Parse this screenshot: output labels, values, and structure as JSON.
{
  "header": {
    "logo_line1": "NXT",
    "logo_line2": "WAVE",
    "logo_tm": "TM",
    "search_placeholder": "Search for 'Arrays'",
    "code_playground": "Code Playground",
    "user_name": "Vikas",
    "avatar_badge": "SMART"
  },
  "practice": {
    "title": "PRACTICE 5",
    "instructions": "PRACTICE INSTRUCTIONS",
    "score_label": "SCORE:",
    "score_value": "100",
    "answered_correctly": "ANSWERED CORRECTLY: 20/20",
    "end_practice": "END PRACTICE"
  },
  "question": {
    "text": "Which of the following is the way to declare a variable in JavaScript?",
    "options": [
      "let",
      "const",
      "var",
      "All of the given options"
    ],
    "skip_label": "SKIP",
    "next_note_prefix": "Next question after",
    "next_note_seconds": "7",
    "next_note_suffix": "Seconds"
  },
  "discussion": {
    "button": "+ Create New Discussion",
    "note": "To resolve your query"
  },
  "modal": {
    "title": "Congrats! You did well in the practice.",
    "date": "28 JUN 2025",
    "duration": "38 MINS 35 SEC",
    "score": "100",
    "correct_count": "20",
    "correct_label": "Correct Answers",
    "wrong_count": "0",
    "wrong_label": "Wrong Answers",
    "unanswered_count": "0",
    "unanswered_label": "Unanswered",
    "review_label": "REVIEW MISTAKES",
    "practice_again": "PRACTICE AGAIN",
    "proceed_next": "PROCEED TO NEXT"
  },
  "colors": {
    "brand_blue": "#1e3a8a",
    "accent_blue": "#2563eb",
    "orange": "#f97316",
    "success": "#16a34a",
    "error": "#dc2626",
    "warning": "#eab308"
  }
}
::::
## Task statement
Type the material above out again, exactly.

## Answer to this problem
Parse this screenshot: output labels, values, and structure as JSON.
{
  "header": {
    "logo_line1": "NXT",
    "logo_line2": "WAVE",
    "logo_tm": "TM",
    "search_placeholder": "Search for 'Arrays'",
    "code_playground": "Code Playground",
    "user_name": "Vikas",
    "avatar_badge": "SMART"
  },
  "practice": {
    "title": "PRACTICE 5",
    "instructions": "PRACTICE INSTRUCTIONS",
    "score_label": "SCORE:",
    "score_value": "100",
    "answered_correctly": "ANSWERED CORRECTLY: 20/20",
    "end_practice": "END PRACTICE"
  },
  "question": {
    "text": "Which of the following is the way to declare a variable in JavaScript?",
    "options": [
      "let",
      "const",
      "var",
      "All of the given options"
    ],
    "skip_label": "SKIP",
    "next_note_prefix": "Next question after",
    "next_note_seconds": "7",
    "next_note_suffix": "Seconds"
  },
  "discussion": {
    "button": "+ Create New Discussion",
    "note": "To resolve your query"
  },
  "modal": {
    "title": "Congrats! You did well in the practice.",
    "date": "28 JUN 2025",
    "duration": "38 MINS 35 SEC",
    "score": "100",
    "correct_count": "20",
    "correct_label": "Correct Answers",
    "wrong_count": "0",
    "wrong_label": "Wrong Answers",
    "unanswered_count": "0",
    "unanswered_label": "Unanswered",
    "review_label": "REVIEW MISTAKES",
    "practice_again": "PRACTICE AGAIN",
    "proceed_next": "PROCEED TO NEXT"
  },
  "colors": {
    "brand_blue": "#1e3a8a",
    "accent_blue": "#2563eb",
    "orange": "#f97316",
    "success": "#16a34a",
    "error": "#dc2626",
    "warning": "#eab308"
  }
}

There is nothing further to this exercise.